[start of Entries provided]
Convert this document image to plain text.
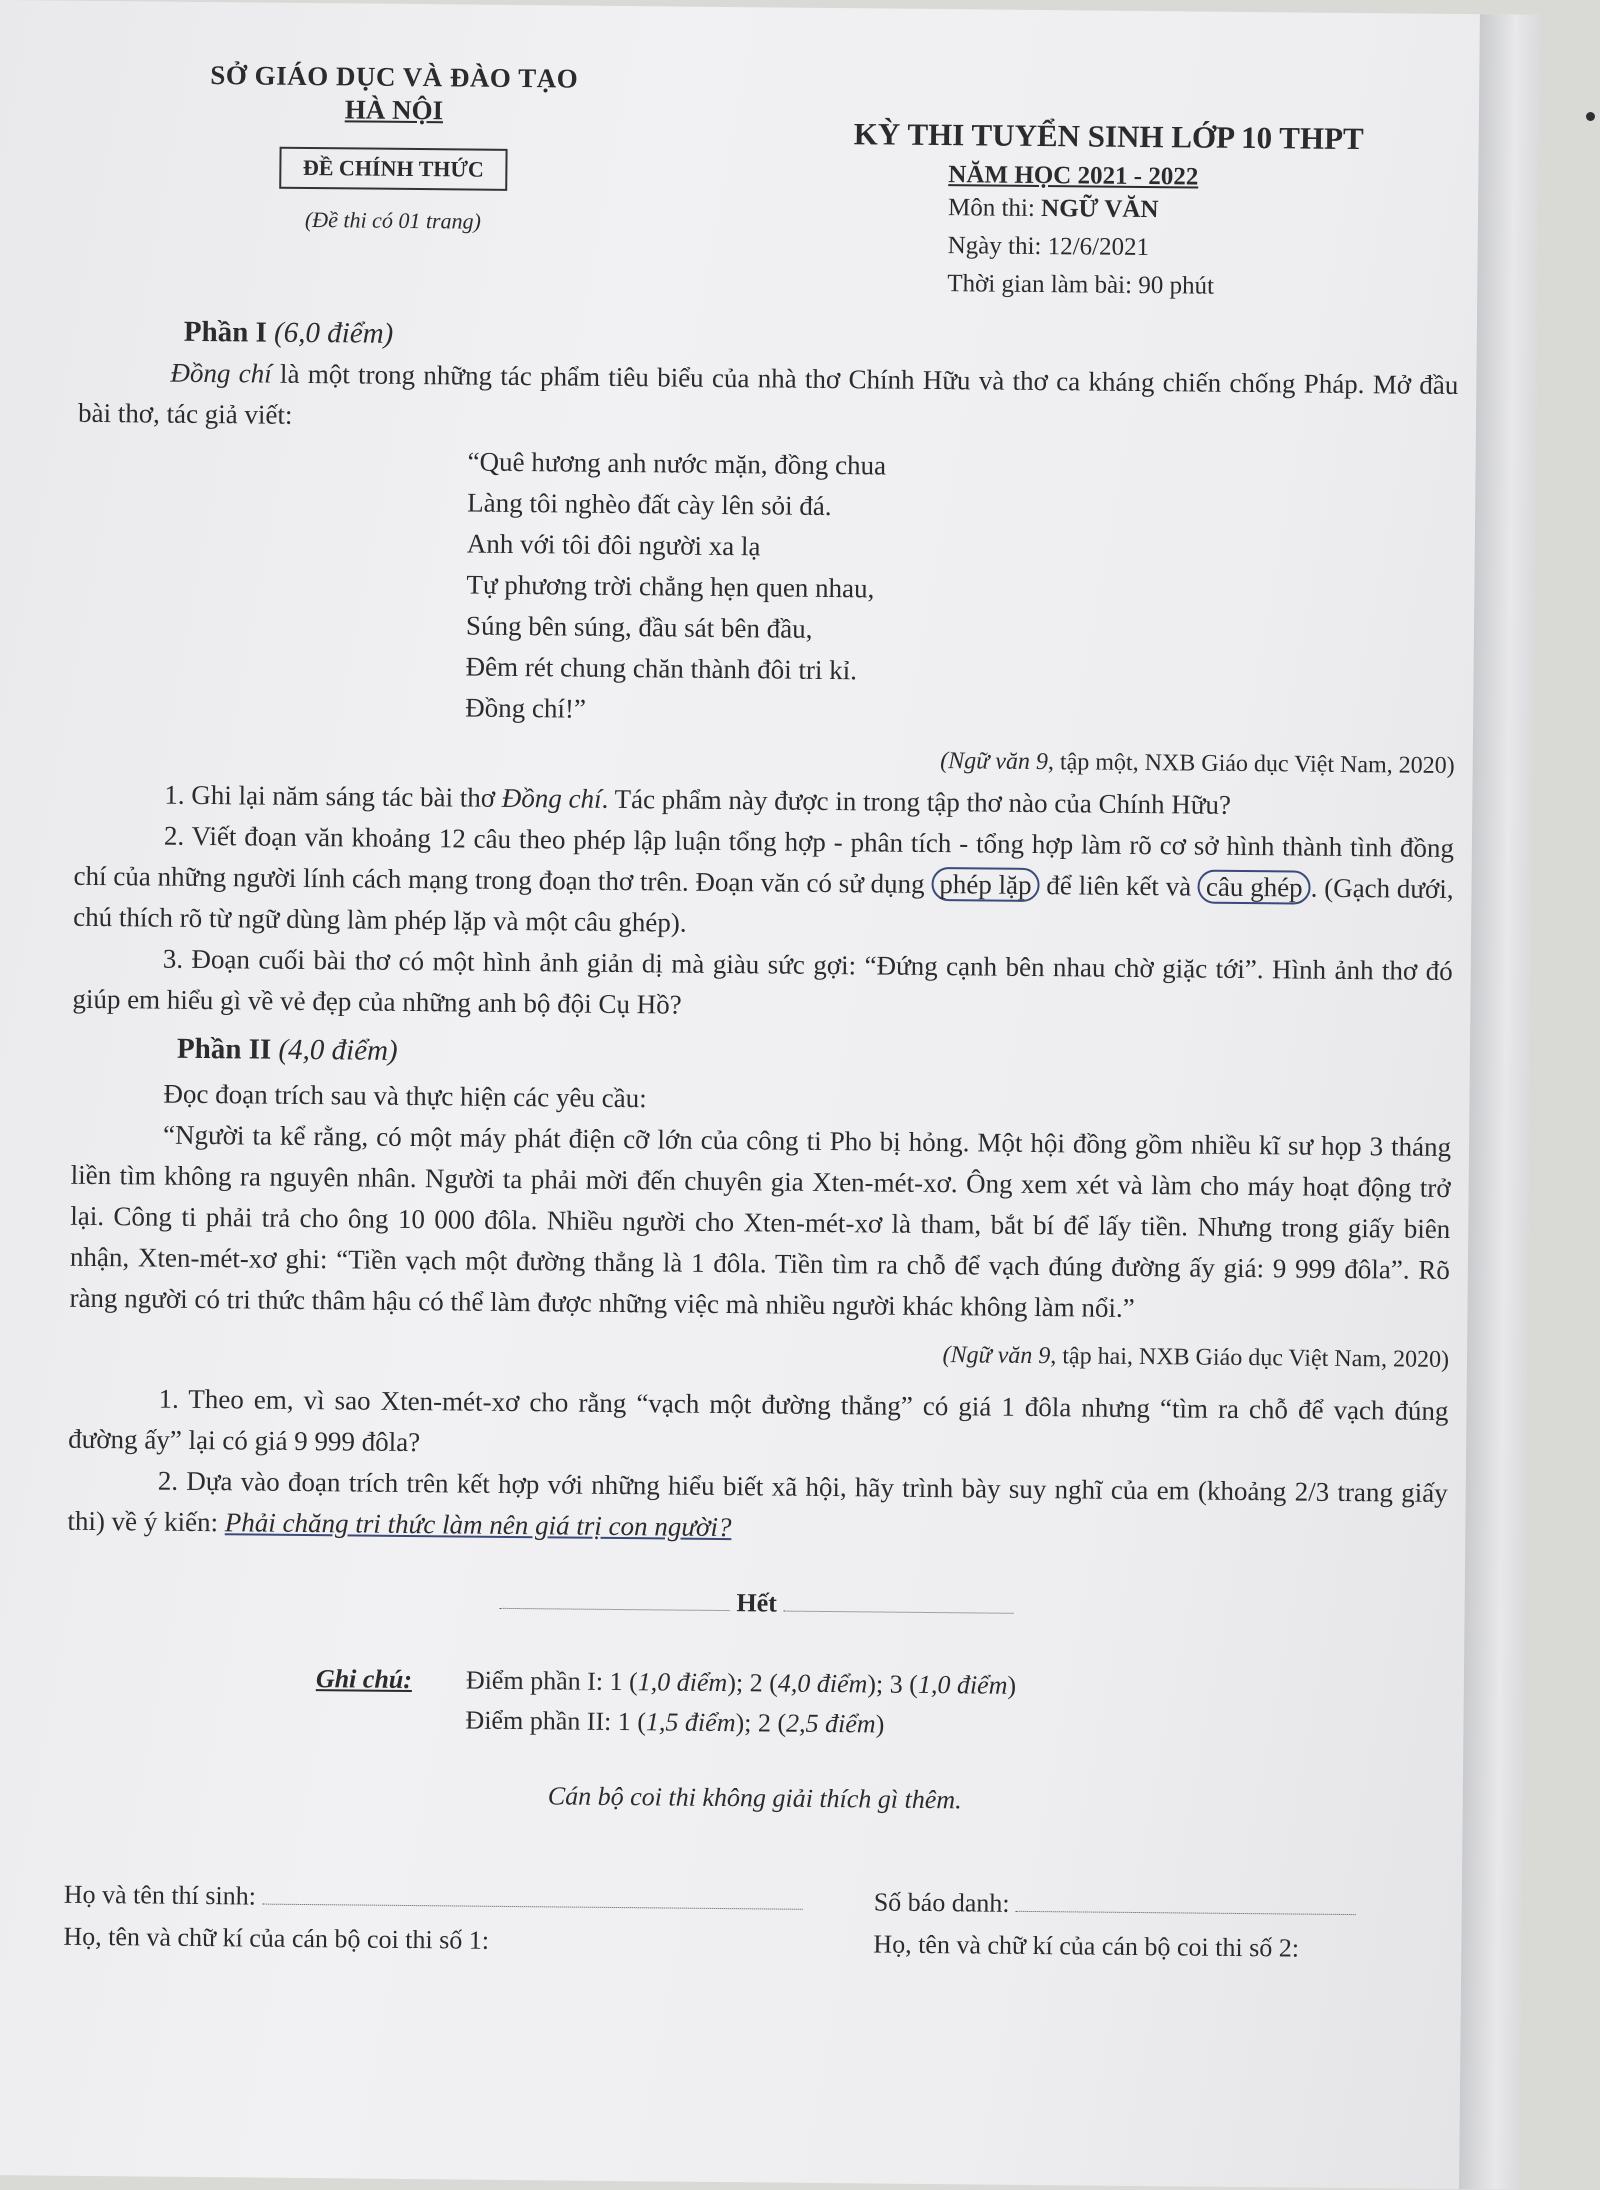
SỞ GIÁO DỤC VÀ ĐÀO TẠO
HÀ NỘI
ĐỀ CHÍNH THỨC
(Đề thi có 01 trang)
KỲ THI TUYỂN SINH LỚP 10 THPT
NĂM HỌC 2021 - 2022
Môn thi: NGỮ VĂN
Ngày thi: 12/6/2021
Thời gian làm bài: 90 phút
Phần I (6,0 điểm)

Đồng chí là một trong những tác phẩm tiêu biểu của nhà thơ Chính Hữu và thơ ca kháng chiến chống Pháp. Mở đầu bài thơ, tác giả viết:

“Quê hương anh nước mặn, đồng chua
Làng tôi nghèo đất cày lên sỏi đá.
Anh với tôi đôi người xa lạ
Tự phương trời chẳng hẹn quen nhau,
Súng bên súng, đầu sát bên đầu,
Đêm rét chung chăn thành đôi tri kỉ.
Đồng chí!”
(Ngữ văn 9, tập một, NXB Giáo dục Việt Nam, 2020)

1. Ghi lại năm sáng tác bài thơ Đồng chí. Tác phẩm này được in trong tập thơ nào của Chính Hữu?

2. Viết đoạn văn khoảng 12 câu theo phép lập luận tổng hợp - phân tích - tổng hợp làm rõ cơ sở hình thành tình đồng chí của những người lính cách mạng trong đoạn thơ trên. Đoạn văn có sử dụng phép lặp để liên kết và câu ghép . (Gạch dưới, chú thích rõ từ ngữ dùng làm phép lặp và một câu ghép).

3. Đoạn cuối bài thơ có một hình ảnh giản dị mà giàu sức gợi: “Đứng cạnh bên nhau chờ giặc tới”. Hình ảnh thơ đó giúp em hiểu gì về vẻ đẹp của những anh bộ đội Cụ Hồ?

Phần II (4,0 điểm)

Đọc đoạn trích sau và thực hiện các yêu cầu:

“Người ta kể rằng, có một máy phát điện cỡ lớn của công ti Pho bị hỏng. Một hội đồng gồm nhiều kĩ sư họp 3 tháng liền tìm không ra nguyên nhân. Người ta phải mời đến chuyên gia Xten-mét-xơ. Ông xem xét và làm cho máy hoạt động trở lại. Công ti phải trả cho ông 10 000 đôla. Nhiều người cho Xten-mét-xơ là tham, bắt bí để lấy tiền. Nhưng trong giấy biên nhận, Xten-mét-xơ ghi: “Tiền vạch một đường thẳng là 1 đôla. Tiền tìm ra chỗ để vạch đúng đường ấy giá: 9 999 đôla”. Rõ ràng người có tri thức thâm hậu có thể làm được những việc mà nhiều người khác không làm nổi.”

(Ngữ văn 9, tập hai, NXB Giáo dục Việt Nam, 2020)

1. Theo em, vì sao Xten-mét-xơ cho rằng “vạch một đường thẳng” có giá 1 đôla nhưng “tìm ra chỗ để vạch đúng đường ấy” lại có giá 9 999 đôla?

2. Dựa vào đoạn trích trên kết hợp với những hiểu biết xã hội, hãy trình bày suy nghĩ của em (khoảng 2/3 trang giấy thi) về ý kiến: Phải chăng tri thức làm nên giá trị con người?

Hết
Ghi chú:	Điểm phần I: 1 (1,0 điểm); 2 (4,0 điểm); 3 (1,0 điểm)
Điểm phần II: 1 (1,5 điểm); 2 (2,5 điểm)
Cán bộ coi thi không giải thích gì thêm.
Họ và tên thí sinh:	Số báo danh:
Họ, tên và chữ kí của cán bộ coi thi số 1:	Họ, tên và chữ kí của cán bộ coi thi số 2:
[end of Entries provided]
*Task to complete*: Pictures are not part of the copy; reproduce everything else in the records exactly.

*The output*:
Convert this document image to plain text.
SỞ GIÁO DỤC VÀ ĐÀO TẠO
HÀ NỘI
ĐỀ CHÍNH THỨC
(Đề thi có 01 trang)
KỲ THI TUYỂN SINH LỚP 10 THPT
NĂM HỌC 2021 - 2022
Môn thi: NGỮ VĂN
Ngày thi: 12/6/2021
Thời gian làm bài: 90 phút
Phần I (6,0 điểm)

Đồng chí là một trong những tác phẩm tiêu biểu của nhà thơ Chính Hữu và thơ ca kháng chiến chống Pháp. Mở đầu bài thơ, tác giả viết:

“Quê hương anh nước mặn, đồng chua
Làng tôi nghèo đất cày lên sỏi đá.
Anh với tôi đôi người xa lạ
Tự phương trời chẳng hẹn quen nhau,
Súng bên súng, đầu sát bên đầu,
Đêm rét chung chăn thành đôi tri kỉ.
Đồng chí!”
(Ngữ văn 9, tập một, NXB Giáo dục Việt Nam, 2020)

1. Ghi lại năm sáng tác bài thơ Đồng chí. Tác phẩm này được in trong tập thơ nào của Chính Hữu?

2. Viết đoạn văn khoảng 12 câu theo phép lập luận tổng hợp - phân tích - tổng hợp làm rõ cơ sở hình thành tình đồng chí của những người lính cách mạng trong đoạn thơ trên. Đoạn văn có sử dụng phép lặp để liên kết và câu ghép . (Gạch dưới, chú thích rõ từ ngữ dùng làm phép lặp và một câu ghép).

3. Đoạn cuối bài thơ có một hình ảnh giản dị mà giàu sức gợi: “Đứng cạnh bên nhau chờ giặc tới”. Hình ảnh thơ đó giúp em hiểu gì về vẻ đẹp của những anh bộ đội Cụ Hồ?

Phần II (4,0 điểm)

Đọc đoạn trích sau và thực hiện các yêu cầu:

“Người ta kể rằng, có một máy phát điện cỡ lớn của công ti Pho bị hỏng. Một hội đồng gồm nhiều kĩ sư họp 3 tháng liền tìm không ra nguyên nhân. Người ta phải mời đến chuyên gia Xten-mét-xơ. Ông xem xét và làm cho máy hoạt động trở lại. Công ti phải trả cho ông 10 000 đôla. Nhiều người cho Xten-mét-xơ là tham, bắt bí để lấy tiền. Nhưng trong giấy biên nhận, Xten-mét-xơ ghi: “Tiền vạch một đường thẳng là 1 đôla. Tiền tìm ra chỗ để vạch đúng đường ấy giá: 9 999 đôla”. Rõ ràng người có tri thức thâm hậu có thể làm được những việc mà nhiều người khác không làm nổi.”

(Ngữ văn 9, tập hai, NXB Giáo dục Việt Nam, 2020)

1. Theo em, vì sao Xten-mét-xơ cho rằng “vạch một đường thẳng” có giá 1 đôla nhưng “tìm ra chỗ để vạch đúng đường ấy” lại có giá 9 999 đôla?

2. Dựa vào đoạn trích trên kết hợp với những hiểu biết xã hội, hãy trình bày suy nghĩ của em (khoảng 2/3 trang giấy thi) về ý kiến: Phải chăng tri thức làm nên giá trị con người?

Hết
Ghi chú:	Điểm phần I: 1 (1,0 điểm); 2 (4,0 điểm); 3 (1,0 điểm)
Điểm phần II: 1 (1,5 điểm); 2 (2,5 điểm)
Cán bộ coi thi không giải thích gì thêm.
Họ và tên thí sinh:	Số báo danh:
Họ, tên và chữ kí của cán bộ coi thi số 1:	Họ, tên và chữ kí của cán bộ coi thi số 2:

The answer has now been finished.